= INSTRUCTION =
Set each record down exactly, excluding all images.

= RECORDS SUPPLIED =

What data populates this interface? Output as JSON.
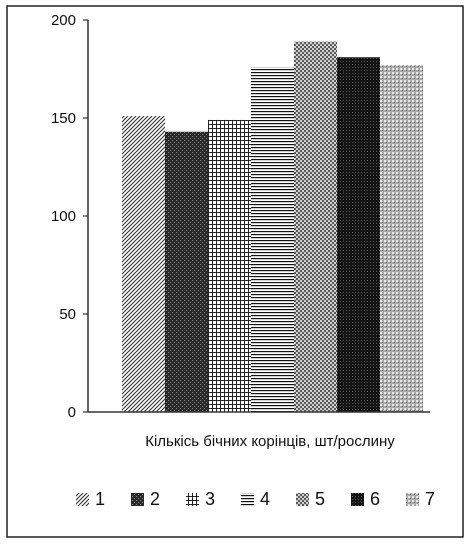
{
  "chart_data": {
    "type": "bar",
    "title": "",
    "xlabel": "Кількісь бічних корінців, шт/рослину",
    "ylabel": "",
    "ylim": [
      0,
      200
    ],
    "yticks": [
      0,
      50,
      100,
      150,
      200
    ],
    "grid": false,
    "legend_position": "bottom",
    "series": [
      {
        "name": "1",
        "value": 151,
        "pattern": "diag-fine"
      },
      {
        "name": "2",
        "value": 143,
        "pattern": "dark-check"
      },
      {
        "name": "3",
        "value": 149,
        "pattern": "hash"
      },
      {
        "name": "4",
        "value": 176,
        "pattern": "horizontal"
      },
      {
        "name": "5",
        "value": 189,
        "pattern": "dot-grid"
      },
      {
        "name": "6",
        "value": 181,
        "pattern": "dark-dense"
      },
      {
        "name": "7",
        "value": 177,
        "pattern": "light-dots"
      }
    ]
  }
}
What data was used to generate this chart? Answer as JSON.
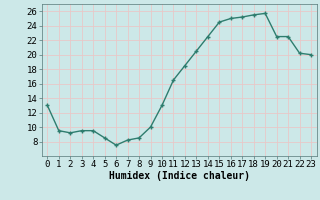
{
  "xlabel": "Humidex (Indice chaleur)",
  "x_values": [
    0,
    1,
    2,
    3,
    4,
    5,
    6,
    7,
    8,
    9,
    10,
    11,
    12,
    13,
    14,
    15,
    16,
    17,
    18,
    19,
    20,
    21,
    22,
    23
  ],
  "y_values": [
    13,
    9.5,
    9.2,
    9.5,
    9.5,
    8.5,
    7.5,
    8.2,
    8.5,
    10,
    13,
    16.5,
    18.5,
    20.5,
    22.5,
    24.5,
    25,
    25.2,
    25.5,
    25.7,
    22.5,
    22.5,
    20.2,
    20
  ],
  "line_color": "#2e7d6e",
  "marker": "+",
  "background_color": "#cce8e8",
  "grid_color": "#e8c8c8",
  "ylim": [
    6,
    27
  ],
  "yticks": [
    8,
    10,
    12,
    14,
    16,
    18,
    20,
    22,
    24,
    26
  ],
  "xticks": [
    0,
    1,
    2,
    3,
    4,
    5,
    6,
    7,
    8,
    9,
    10,
    11,
    12,
    13,
    14,
    15,
    16,
    17,
    18,
    19,
    20,
    21,
    22,
    23
  ],
  "xtick_labels": [
    "0",
    "1",
    "2",
    "3",
    "4",
    "5",
    "6",
    "7",
    "8",
    "9",
    "10",
    "11",
    "12",
    "13",
    "14",
    "15",
    "16",
    "17",
    "18",
    "19",
    "20",
    "21",
    "22",
    "23"
  ],
  "xlabel_fontsize": 7,
  "tick_fontsize": 6.5,
  "line_width": 1.0,
  "marker_size": 3
}
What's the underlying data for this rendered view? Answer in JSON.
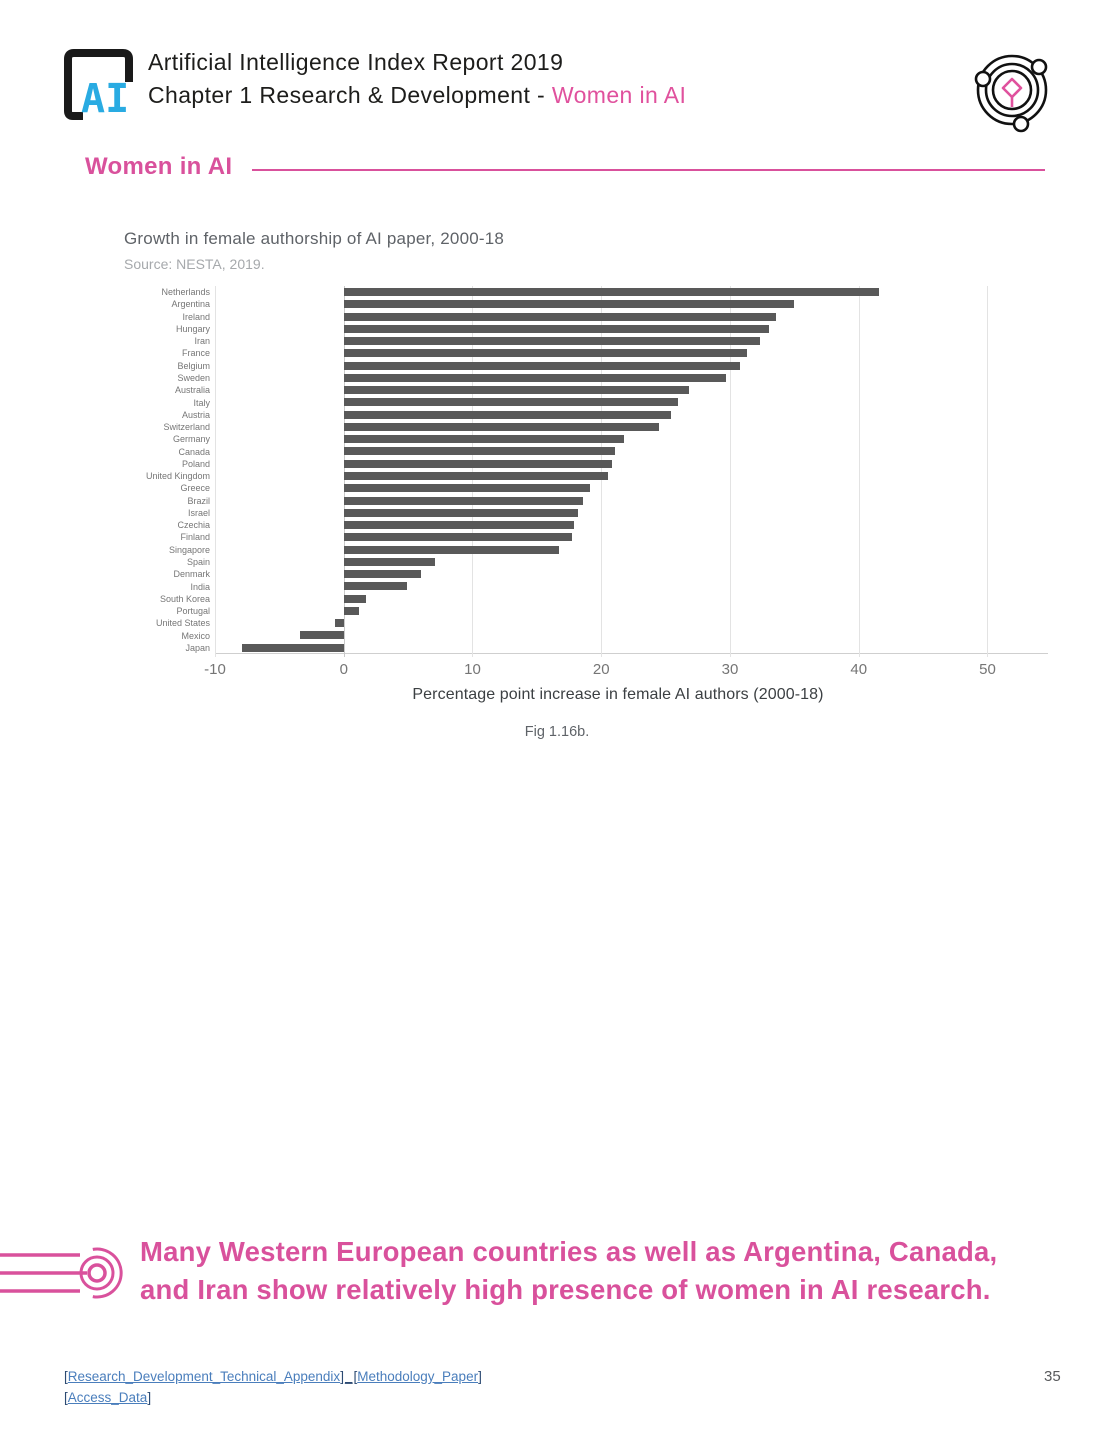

= FINISHED TASK =
What data populates this interface? Output as JSON.
{
  "chart_data": {
    "type": "bar",
    "title": "",
    "xlabel": "Кількісь бічних корінців, шт/рослину",
    "ylabel": "",
    "ylim": [
      0,
      200
    ],
    "yticks": [
      0,
      50,
      100,
      150,
      200
    ],
    "grid": false,
    "legend_position": "bottom",
    "series": [
      {
        "name": "1",
        "value": 151,
        "pattern": "diag-fine"
      },
      {
        "name": "2",
        "value": 143,
        "pattern": "dark-check"
      },
      {
        "name": "3",
        "value": 149,
        "pattern": "hash"
      },
      {
        "name": "4",
        "value": 176,
        "pattern": "horizontal"
      },
      {
        "name": "5",
        "value": 189,
        "pattern": "dot-grid"
      },
      {
        "name": "6",
        "value": 181,
        "pattern": "dark-dense"
      },
      {
        "name": "7",
        "value": 177,
        "pattern": "light-dots"
      }
    ]
  }
}
What data was used to generate this chart? Answer as JSON.
{
  "xlabel": "Humidex (Indice chaleur)",
  "x_values": [
    0,
    1,
    2,
    3,
    4,
    5,
    6,
    7,
    8,
    9,
    10,
    11,
    12,
    13,
    14,
    15,
    16,
    17,
    18,
    19,
    20,
    21,
    22,
    23
  ],
  "y_values": [
    13,
    9.5,
    9.2,
    9.5,
    9.5,
    8.5,
    7.5,
    8.2,
    8.5,
    10,
    13,
    16.5,
    18.5,
    20.5,
    22.5,
    24.5,
    25,
    25.2,
    25.5,
    25.7,
    22.5,
    22.5,
    20.2,
    20
  ],
  "line_color": "#2e7d6e",
  "marker": "+",
  "background_color": "#cce8e8",
  "grid_color": "#e8c8c8",
  "ylim": [
    6,
    27
  ],
  "yticks": [
    8,
    10,
    12,
    14,
    16,
    18,
    20,
    22,
    24,
    26
  ],
  "xticks": [
    0,
    1,
    2,
    3,
    4,
    5,
    6,
    7,
    8,
    9,
    10,
    11,
    12,
    13,
    14,
    15,
    16,
    17,
    18,
    19,
    20,
    21,
    22,
    23
  ],
  "xtick_labels": [
    "0",
    "1",
    "2",
    "3",
    "4",
    "5",
    "6",
    "7",
    "8",
    "9",
    "10",
    "11",
    "12",
    "13",
    "14",
    "15",
    "16",
    "17",
    "18",
    "19",
    "20",
    "21",
    "22",
    "23"
  ],
  "xlabel_fontsize": 7,
  "tick_fontsize": 6.5,
  "line_width": 1.0,
  "marker_size": 3
}
What's the underlying data for this rendered view? Answer in JSON.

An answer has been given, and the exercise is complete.